- Goal
Search the material below for the word "Издательство". Copy every line that has it.

============

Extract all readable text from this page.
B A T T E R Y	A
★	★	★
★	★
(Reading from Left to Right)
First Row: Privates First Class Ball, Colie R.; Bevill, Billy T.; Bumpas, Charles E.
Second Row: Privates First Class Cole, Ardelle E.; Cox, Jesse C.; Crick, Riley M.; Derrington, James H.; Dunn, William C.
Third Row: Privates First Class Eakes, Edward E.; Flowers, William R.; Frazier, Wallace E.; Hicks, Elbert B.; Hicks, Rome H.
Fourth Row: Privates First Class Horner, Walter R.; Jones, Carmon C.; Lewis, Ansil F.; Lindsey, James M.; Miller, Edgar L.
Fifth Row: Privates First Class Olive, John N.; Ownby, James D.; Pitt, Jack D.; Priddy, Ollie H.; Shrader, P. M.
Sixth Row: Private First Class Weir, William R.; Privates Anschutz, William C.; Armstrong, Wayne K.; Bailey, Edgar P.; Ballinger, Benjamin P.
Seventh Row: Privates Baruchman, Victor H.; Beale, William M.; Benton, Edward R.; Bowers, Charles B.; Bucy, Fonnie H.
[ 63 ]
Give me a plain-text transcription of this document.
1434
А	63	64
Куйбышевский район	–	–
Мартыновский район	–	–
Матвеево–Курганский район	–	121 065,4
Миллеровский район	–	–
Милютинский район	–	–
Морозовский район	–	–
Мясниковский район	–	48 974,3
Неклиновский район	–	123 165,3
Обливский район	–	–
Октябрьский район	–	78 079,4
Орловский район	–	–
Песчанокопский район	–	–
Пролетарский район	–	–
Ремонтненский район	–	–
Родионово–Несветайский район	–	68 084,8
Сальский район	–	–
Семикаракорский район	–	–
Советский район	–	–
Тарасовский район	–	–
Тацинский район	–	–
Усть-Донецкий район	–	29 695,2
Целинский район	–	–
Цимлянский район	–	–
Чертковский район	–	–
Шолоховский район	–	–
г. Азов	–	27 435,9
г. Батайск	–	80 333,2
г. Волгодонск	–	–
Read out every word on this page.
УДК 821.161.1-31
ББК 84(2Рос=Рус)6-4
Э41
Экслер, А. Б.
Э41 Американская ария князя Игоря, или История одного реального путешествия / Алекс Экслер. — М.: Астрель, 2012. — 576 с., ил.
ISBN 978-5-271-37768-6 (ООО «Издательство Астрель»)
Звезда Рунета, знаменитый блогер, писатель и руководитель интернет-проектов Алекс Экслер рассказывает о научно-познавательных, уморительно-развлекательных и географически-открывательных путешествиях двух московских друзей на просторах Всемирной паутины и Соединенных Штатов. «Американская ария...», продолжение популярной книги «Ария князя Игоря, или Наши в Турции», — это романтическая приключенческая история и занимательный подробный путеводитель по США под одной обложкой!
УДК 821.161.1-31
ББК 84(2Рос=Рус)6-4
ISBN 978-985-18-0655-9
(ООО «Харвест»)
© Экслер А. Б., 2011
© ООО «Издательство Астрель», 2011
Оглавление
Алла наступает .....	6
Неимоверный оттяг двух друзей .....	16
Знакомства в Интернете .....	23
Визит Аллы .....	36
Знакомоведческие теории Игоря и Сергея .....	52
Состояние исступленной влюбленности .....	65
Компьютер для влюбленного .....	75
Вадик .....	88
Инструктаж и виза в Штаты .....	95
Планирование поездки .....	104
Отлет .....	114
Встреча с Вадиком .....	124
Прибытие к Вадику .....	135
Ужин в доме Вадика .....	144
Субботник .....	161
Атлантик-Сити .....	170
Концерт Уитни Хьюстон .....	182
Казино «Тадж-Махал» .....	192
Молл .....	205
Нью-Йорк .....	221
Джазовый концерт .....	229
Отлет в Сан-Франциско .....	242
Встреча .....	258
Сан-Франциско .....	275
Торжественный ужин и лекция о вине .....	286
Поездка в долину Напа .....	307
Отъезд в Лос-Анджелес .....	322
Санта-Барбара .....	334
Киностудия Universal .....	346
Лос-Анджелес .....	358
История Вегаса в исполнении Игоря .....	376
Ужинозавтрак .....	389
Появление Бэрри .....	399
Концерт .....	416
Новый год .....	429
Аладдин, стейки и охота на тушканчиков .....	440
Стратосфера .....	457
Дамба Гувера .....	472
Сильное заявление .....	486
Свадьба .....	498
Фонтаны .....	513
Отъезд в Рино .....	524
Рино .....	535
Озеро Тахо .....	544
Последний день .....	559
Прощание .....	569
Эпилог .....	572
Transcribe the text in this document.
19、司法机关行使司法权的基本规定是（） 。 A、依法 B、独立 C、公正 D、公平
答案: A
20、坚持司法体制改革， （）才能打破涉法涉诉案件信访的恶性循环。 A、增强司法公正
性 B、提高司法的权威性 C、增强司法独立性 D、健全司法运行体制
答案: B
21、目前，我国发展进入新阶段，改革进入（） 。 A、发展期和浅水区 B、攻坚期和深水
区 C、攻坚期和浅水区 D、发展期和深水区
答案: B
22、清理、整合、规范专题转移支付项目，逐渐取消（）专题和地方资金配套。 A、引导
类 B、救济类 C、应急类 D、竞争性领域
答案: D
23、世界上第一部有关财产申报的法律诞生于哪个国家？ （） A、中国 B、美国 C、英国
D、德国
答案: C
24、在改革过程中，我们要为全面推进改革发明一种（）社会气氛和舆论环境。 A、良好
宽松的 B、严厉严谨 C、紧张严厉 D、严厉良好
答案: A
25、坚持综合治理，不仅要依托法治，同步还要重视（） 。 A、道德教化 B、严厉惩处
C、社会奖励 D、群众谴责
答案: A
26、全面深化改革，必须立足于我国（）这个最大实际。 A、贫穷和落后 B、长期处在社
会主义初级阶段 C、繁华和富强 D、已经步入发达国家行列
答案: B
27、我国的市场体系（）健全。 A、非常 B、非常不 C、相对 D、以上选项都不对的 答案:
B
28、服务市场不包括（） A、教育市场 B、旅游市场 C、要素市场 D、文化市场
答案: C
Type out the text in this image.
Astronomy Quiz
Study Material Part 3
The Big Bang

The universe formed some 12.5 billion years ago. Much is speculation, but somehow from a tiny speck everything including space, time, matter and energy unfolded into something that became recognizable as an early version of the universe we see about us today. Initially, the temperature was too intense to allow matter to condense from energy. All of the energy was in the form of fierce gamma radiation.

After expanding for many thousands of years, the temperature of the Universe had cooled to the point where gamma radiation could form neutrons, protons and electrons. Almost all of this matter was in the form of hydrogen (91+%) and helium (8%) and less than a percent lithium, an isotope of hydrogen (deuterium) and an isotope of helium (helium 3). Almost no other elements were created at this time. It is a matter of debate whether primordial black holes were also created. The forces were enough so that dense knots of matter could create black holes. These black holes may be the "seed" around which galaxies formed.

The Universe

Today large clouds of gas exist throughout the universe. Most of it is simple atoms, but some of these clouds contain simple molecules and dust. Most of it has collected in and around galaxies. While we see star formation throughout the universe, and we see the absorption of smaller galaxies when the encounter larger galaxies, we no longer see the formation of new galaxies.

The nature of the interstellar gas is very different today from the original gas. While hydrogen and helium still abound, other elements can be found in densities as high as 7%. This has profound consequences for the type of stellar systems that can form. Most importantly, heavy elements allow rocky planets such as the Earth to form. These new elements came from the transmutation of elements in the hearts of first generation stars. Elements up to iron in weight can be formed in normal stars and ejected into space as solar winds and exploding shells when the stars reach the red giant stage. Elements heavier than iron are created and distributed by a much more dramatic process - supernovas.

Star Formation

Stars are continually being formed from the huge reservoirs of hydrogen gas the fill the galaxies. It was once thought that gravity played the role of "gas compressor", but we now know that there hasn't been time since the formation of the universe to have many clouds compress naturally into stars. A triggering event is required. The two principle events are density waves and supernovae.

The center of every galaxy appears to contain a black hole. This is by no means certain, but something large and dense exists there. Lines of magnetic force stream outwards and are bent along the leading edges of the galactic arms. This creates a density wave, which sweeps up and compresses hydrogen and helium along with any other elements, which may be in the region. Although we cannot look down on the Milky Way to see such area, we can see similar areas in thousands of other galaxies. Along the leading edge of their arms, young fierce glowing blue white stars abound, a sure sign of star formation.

============

- Response for this exercise
ISBN 978-5-271-37768-6 (ООО «Издательство Астрель»)
© ООО «Издательство Астрель», 2011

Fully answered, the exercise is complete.